PROVIDED TEXT.
When an oil spill in the Persian Gulf began spreading to Saudi Arabia, he reached out to a small American company in Anchorage that provided cleanup services after the Exxon Valdez disaster in 1989. Without even securing visas, he quickly brought the firm to the region to work on the country’s decontamination efforts. Olayan, according to Mr. Naqvi, made millions on the venture by recovering oil and protecting investor interests.

In 1994, he branched out on his own, starting an investment firm in Dubai called Cupola. At the time, he said he had a “grand total of $50,000 in savings” and a Range Rover won in a raffle at a local mall. He also had few contacts. On the company’s first day, an assistant accidentally deleted the information in his Casio digital address book.

Five years later, Mr. Naqvi was bidding against the world’s largest players for the Middle East business of the logistics company Inchcape Shipping Services. After camping out in London with 14 employees for nearly a week, his firm won out, buying the business for $116 million. It was the region’s first leveraged buyout.

He said the firm faced many difficulties in acquiring the Inchcape unit, but added that when the company was eventually sold, “we made close to 20 times our capital.”

By the end of 2000, Cupola owned 35 companies in a variety sectors. With the business expanding, Mr. Naqvi hired McKinsey Company to analyze the firm’s operations and help set direction. The consultant concluded that Mr. Naqvi was running Cupola like a traditional private equity firm.

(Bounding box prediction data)

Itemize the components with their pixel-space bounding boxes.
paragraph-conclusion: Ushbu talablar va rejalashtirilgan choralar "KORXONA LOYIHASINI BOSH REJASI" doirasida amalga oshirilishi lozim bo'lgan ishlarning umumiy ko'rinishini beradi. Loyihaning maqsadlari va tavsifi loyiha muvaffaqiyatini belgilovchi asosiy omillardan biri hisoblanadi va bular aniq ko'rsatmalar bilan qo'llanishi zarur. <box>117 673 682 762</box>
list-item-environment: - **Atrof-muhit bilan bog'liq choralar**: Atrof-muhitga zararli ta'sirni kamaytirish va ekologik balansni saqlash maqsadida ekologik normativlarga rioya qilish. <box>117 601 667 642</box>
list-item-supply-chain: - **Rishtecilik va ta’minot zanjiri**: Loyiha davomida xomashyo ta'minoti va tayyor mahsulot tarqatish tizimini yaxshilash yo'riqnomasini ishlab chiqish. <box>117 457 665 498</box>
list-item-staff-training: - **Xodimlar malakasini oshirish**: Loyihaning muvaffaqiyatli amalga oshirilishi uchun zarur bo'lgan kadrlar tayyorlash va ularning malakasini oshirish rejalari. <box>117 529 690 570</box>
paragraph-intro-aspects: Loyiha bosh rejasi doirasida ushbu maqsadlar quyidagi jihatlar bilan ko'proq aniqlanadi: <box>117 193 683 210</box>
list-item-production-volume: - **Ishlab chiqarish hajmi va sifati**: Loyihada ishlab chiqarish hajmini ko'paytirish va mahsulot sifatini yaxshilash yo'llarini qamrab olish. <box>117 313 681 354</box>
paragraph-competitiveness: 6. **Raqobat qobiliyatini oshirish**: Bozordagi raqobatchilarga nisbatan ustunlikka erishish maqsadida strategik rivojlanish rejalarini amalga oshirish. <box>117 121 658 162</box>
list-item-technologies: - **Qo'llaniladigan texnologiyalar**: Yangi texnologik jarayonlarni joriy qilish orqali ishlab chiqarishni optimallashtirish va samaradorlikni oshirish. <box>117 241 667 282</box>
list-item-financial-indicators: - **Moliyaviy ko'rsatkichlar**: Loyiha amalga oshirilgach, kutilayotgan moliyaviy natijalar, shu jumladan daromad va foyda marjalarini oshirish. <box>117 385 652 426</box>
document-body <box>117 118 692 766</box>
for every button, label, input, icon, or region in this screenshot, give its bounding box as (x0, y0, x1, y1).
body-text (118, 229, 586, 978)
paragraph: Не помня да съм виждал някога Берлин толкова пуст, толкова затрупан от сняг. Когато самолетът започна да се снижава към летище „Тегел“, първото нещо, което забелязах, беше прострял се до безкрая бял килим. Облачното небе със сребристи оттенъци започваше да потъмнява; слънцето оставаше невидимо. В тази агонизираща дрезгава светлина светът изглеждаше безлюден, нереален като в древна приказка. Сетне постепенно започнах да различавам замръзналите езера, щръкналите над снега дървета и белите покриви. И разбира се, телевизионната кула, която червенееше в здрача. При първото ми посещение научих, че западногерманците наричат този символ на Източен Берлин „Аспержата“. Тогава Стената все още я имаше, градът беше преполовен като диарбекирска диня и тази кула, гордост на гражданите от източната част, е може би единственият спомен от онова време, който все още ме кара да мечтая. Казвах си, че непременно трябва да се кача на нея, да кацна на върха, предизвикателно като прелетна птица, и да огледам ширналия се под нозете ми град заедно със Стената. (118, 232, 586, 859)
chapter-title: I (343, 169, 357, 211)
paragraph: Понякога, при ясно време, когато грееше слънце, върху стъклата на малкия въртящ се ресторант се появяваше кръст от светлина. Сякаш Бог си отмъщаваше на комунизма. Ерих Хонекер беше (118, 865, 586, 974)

PROBLEM SET.
1 – According to the passage about Mr. Naqvi, how much did his firm pay for the Middle East business of Inchcape Shipping Services?
2 – List every calendar year that the passage about Mr. Naqvi mentions.
3 – Return, word for word, the part of the passage about Mr. Naqvi that opens with the words containing "By the end of" and closes with "private equity firm.".

ANSWERS PER TASK.
1 – $116 million.

2 – 1989, 1994, 2000

3 –
By the end of 2000, Cupola owned 35 companies in a variety sectors. With the business expanding, Mr. Naqvi hired McKinsey Company to analyze the firm’s operations and help set direction. The consultant concluded that Mr. Naqvi was running Cupola like a traditional private equity firm.